- ANGEZEIGTER TEXT -
• • • • •

Marktbericht

Satte Gehaltserhöhung

Andrea Rexer über mehr Geld für den Commerzbank-Chef

Die Aktionäre prügeln Commerzbank-Chef Martin Blessing als "unfähigen und talentfreien" Vorstandsvorsitzenden. Um 90 Prozent sei der Aktienkurs gefallen, seit er am Ruder ist, mehr als 20 Milliarden Euro Kapital hätte er vernichtet, rechnen sie ihm vor. Deswegen hätte er ein Gehalt von nun 1,3 Millionen Euro plus Boni nicht verdient.

Bis zum vergangenen Jahr hatte Blessing nur 500.000 Euro bekommen, weil die Bezüge gedeckelt waren, schließlich hatte die Commerzbank Staatshilfe in Anspruch genommen. Die ist nun weitgehend zurückgezahlt, der Deckel auf die Bezüge entfernt.

Man muss Blessing zugutehalten, dass es eine dünne Argumentation ist, die Leistung eines Managers allein am Aktienkurs zu bemessen. Immerhin hat er es geschafft, die Kapitalbasis der Bank so zu stärken, dass ein erneuter Gang zum Staat nicht notwendig war. Doch die Frage, ob der Preis dafür zu hoch war, lässt sich noch nicht beantworten. Schließlich hat Blessing in erheblichem Umfang auf Geschäft verzichtet. Angesichts der Ergebnisse des ersten Quartals war der Sparkurs möglicherweise zu scharf.

Solange Blessing nicht bewiesen hat, dass seine Bank in den Kernbereichen wieder ordentlich Geld verdienen kann, solange er seinen Aktionären keine Dividenden und dem Staat keine Zinsen auf die stillen Einlagen zahlen kann und solange er kaum Spielraum für die Anhebung der Tarifgehälter seiner Mitarbeiter sieht, muss er sich über den Ärger wegen seines Gehalts nicht wundern.

• • • • •

- Datensätze aus einer Datensammlung -
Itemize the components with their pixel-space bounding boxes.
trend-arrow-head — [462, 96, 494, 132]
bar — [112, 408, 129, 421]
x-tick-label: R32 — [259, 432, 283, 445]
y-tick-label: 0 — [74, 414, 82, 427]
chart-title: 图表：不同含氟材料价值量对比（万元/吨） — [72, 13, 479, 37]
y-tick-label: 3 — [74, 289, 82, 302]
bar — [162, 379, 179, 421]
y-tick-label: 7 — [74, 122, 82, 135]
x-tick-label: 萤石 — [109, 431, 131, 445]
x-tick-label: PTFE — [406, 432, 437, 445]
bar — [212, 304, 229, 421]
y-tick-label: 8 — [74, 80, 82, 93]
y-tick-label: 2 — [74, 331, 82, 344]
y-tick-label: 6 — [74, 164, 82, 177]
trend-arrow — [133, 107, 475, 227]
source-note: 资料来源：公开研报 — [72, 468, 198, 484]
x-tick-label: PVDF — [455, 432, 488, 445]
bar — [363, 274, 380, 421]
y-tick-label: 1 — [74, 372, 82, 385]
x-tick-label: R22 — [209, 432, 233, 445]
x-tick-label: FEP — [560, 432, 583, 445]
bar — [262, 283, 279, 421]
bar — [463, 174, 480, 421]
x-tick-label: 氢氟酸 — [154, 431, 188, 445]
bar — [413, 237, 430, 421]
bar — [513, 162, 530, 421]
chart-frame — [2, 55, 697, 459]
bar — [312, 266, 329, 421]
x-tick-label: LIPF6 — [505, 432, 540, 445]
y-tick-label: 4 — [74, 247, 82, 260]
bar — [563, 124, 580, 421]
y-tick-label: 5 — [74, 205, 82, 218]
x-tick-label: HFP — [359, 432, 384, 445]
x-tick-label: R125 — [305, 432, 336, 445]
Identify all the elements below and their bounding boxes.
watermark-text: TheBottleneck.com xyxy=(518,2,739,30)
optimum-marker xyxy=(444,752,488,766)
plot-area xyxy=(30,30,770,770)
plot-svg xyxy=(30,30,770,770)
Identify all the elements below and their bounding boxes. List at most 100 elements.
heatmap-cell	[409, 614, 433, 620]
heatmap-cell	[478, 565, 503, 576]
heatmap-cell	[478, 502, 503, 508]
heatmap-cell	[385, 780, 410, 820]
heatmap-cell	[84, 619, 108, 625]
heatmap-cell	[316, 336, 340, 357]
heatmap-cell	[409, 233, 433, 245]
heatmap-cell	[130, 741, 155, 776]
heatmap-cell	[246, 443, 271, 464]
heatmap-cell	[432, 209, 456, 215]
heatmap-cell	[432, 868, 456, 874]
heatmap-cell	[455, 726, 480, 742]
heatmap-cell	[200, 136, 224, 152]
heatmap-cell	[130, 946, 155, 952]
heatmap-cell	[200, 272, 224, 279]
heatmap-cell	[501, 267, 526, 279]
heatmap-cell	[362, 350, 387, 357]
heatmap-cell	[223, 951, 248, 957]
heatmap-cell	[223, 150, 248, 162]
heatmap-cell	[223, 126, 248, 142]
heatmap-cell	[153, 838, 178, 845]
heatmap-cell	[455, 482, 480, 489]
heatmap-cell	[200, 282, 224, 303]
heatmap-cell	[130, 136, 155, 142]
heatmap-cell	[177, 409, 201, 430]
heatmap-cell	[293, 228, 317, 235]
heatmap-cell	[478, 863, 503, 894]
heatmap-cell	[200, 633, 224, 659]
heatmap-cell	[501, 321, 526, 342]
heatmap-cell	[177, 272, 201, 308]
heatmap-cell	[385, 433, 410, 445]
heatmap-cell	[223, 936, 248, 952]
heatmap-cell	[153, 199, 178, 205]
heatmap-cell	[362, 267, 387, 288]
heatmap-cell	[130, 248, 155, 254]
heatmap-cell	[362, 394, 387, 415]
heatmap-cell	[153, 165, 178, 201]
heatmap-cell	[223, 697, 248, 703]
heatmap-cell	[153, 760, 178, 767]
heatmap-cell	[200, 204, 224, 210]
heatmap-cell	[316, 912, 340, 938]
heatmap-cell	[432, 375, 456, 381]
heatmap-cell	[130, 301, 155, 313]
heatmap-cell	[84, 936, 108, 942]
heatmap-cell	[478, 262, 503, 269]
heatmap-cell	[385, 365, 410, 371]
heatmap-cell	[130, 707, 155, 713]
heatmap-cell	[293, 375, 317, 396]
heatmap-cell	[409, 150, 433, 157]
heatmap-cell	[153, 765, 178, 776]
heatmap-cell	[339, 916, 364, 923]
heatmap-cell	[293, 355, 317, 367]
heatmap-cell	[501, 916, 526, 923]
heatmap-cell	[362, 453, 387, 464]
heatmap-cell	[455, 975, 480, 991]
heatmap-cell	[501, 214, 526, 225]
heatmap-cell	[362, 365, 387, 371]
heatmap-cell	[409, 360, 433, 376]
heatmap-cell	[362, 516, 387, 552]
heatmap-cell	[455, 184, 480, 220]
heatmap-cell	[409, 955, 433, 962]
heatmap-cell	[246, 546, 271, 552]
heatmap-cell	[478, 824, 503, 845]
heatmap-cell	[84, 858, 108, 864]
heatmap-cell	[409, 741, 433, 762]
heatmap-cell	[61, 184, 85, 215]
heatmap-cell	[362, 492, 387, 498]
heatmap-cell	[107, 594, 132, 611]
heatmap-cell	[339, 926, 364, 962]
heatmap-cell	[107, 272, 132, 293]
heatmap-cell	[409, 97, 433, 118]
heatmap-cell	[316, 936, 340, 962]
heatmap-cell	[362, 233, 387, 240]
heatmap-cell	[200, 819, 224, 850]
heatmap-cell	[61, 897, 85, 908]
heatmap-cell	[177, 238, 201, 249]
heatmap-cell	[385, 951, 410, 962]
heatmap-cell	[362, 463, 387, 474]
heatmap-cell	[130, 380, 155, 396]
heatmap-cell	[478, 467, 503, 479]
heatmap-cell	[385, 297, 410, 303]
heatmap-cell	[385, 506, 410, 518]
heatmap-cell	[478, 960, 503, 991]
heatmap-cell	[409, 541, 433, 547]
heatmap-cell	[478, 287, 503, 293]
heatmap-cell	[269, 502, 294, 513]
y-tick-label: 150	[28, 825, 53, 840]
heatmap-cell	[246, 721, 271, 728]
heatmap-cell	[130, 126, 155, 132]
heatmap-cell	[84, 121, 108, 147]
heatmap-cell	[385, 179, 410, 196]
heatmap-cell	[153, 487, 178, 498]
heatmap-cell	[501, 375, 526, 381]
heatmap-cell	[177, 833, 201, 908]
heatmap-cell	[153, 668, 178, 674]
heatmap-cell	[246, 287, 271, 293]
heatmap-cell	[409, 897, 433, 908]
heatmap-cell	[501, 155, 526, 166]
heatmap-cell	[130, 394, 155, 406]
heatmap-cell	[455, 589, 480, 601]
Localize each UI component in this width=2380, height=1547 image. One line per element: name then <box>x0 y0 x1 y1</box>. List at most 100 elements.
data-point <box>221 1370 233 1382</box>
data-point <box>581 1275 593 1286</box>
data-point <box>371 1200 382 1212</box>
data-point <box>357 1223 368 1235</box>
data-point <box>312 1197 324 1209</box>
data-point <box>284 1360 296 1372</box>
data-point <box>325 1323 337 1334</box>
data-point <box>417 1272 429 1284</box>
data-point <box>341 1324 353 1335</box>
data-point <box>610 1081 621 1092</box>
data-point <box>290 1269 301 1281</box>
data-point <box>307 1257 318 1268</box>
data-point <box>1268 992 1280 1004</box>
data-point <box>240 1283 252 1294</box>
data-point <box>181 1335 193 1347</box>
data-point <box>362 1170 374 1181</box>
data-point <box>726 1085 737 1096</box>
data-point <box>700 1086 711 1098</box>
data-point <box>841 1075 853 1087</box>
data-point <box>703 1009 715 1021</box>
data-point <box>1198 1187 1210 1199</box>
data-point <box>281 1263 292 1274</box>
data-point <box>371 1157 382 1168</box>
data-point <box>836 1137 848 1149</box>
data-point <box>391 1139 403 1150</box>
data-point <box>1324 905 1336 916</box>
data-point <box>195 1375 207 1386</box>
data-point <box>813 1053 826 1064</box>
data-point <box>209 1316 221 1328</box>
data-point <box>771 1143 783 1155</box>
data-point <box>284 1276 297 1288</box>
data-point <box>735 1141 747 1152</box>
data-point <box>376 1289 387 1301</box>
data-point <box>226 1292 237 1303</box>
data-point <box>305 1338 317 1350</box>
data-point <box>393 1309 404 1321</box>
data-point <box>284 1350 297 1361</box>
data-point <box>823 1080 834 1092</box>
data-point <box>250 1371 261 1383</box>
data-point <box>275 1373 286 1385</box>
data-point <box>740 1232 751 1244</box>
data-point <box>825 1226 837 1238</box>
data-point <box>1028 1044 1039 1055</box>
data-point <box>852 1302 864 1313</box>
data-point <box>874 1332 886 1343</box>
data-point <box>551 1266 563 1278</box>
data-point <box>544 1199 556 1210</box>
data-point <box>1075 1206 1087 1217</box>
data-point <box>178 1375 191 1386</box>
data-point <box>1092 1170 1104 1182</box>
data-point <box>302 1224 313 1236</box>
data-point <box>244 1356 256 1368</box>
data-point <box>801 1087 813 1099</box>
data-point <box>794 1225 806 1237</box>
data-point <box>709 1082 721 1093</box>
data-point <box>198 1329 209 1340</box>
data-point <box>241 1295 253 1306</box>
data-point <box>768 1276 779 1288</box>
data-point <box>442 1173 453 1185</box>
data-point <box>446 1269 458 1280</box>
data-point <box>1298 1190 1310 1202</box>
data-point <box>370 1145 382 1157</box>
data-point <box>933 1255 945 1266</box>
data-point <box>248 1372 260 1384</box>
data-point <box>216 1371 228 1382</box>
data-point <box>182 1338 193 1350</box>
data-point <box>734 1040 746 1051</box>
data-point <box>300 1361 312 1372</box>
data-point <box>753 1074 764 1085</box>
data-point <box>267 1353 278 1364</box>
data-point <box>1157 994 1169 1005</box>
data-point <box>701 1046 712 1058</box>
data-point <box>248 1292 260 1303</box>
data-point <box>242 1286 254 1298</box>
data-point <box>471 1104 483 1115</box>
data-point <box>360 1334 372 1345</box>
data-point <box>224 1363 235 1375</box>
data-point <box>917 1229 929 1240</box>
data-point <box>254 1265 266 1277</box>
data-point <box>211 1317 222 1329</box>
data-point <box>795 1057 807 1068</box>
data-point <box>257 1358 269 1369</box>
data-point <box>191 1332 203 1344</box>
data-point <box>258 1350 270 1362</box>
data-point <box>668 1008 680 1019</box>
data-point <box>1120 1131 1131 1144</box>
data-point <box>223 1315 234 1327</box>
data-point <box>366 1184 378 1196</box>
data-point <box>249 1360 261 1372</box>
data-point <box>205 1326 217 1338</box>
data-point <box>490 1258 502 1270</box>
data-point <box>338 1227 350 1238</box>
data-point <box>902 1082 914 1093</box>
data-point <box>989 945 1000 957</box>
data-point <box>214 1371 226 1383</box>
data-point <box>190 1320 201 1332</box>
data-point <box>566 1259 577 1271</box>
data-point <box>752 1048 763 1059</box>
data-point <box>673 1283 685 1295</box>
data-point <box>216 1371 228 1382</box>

• • • • •

Gib den Abschnitt des Kommentars über das Gehalt des Commerzbank-Chefs, beginnend mit "Man muss Blessing" und weiter bis einschließlich "Gehalts nicht wundern.", in aktualisierter Form wieder. Setze darin "Sanierungskurs" an die Stelle von "Sparkurs".

- AUSGABE -
Man muss Blessing zugutehalten, dass es eine dünne Argumentation ist, die Leistung eines Managers allein am Aktienkurs zu bemessen. Immerhin hat er es geschafft, die Kapitalbasis der Bank so zu stärken, dass ein erneuter Gang zum Staat nicht notwendig war. Doch die Frage, ob der Preis dafür zu hoch war, lässt sich noch nicht beantworten. Schließlich hat Blessing in erheblichem Umfang auf Geschäft verzichtet. Angesichts der Ergebnisse des ersten Quartals war der Sanierungskurs möglicherweise zu scharf.

Solange Blessing nicht bewiesen hat, dass seine Bank in den Kernbereichen wieder ordentlich Geld verdienen kann, solange er seinen Aktionären keine Dividenden und dem Staat keine Zinsen auf die stillen Einlagen zahlen kann und solange er kaum Spielraum für die Anhebung der Tarifgehälter seiner Mitarbeiter sieht, muss er sich über den Ärger wegen seines Gehalts nicht wundern.